### Work instructions
Give the number of lines containing the word "data", and nothing else.

════════════════

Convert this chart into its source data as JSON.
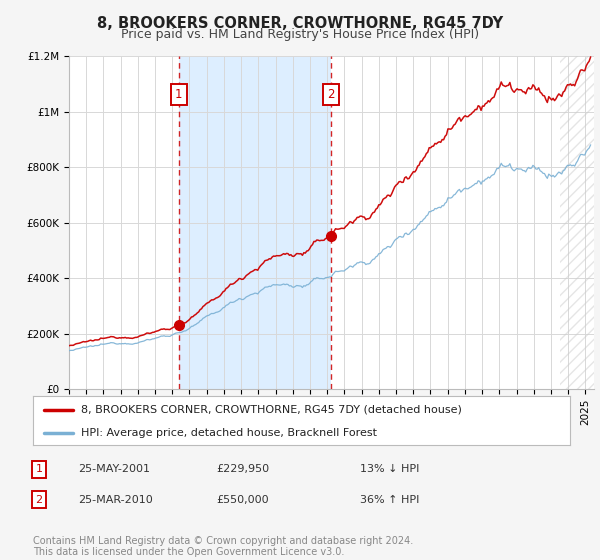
{
  "title": "8, BROOKERS CORNER, CROWTHORNE, RG45 7DY",
  "subtitle": "Price paid vs. HM Land Registry's House Price Index (HPI)",
  "ylim": [
    0,
    1200000
  ],
  "xlim_start": 1995.0,
  "xlim_end": 2025.5,
  "yticks": [
    0,
    200000,
    400000,
    600000,
    800000,
    1000000,
    1200000
  ],
  "ytick_labels": [
    "£0",
    "£200K",
    "£400K",
    "£600K",
    "£800K",
    "£1M",
    "£1.2M"
  ],
  "background_color": "#f5f5f5",
  "plot_bg_color": "#ffffff",
  "grid_color": "#d8d8d8",
  "shade_start": 2001.38,
  "shade_end": 2010.23,
  "shade_color": "#ddeeff",
  "vline1_x": 2001.38,
  "vline2_x": 2010.23,
  "vline_color": "#cc0000",
  "marker1_x": 2001.38,
  "marker1_y": 229950,
  "marker2_x": 2010.23,
  "marker2_y": 550000,
  "marker_color": "#cc0000",
  "marker_size": 7,
  "house_line_color": "#cc0000",
  "hpi_line_color": "#7ab0d4",
  "legend_label_house": "8, BROOKERS CORNER, CROWTHORNE, RG45 7DY (detached house)",
  "legend_label_hpi": "HPI: Average price, detached house, Bracknell Forest",
  "annotation1_label": "1",
  "annotation2_label": "2",
  "table_row1": [
    "1",
    "25-MAY-2001",
    "£229,950",
    "13% ↓ HPI"
  ],
  "table_row2": [
    "2",
    "25-MAR-2010",
    "£550,000",
    "36% ↑ HPI"
  ],
  "footnote": "Contains HM Land Registry data © Crown copyright and database right 2024.\nThis data is licensed under the Open Government Licence v3.0.",
  "title_fontsize": 10.5,
  "subtitle_fontsize": 9,
  "tick_fontsize": 7.5,
  "legend_fontsize": 8,
  "table_fontsize": 8,
  "footnote_fontsize": 7
}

════════════════

### Written solution
2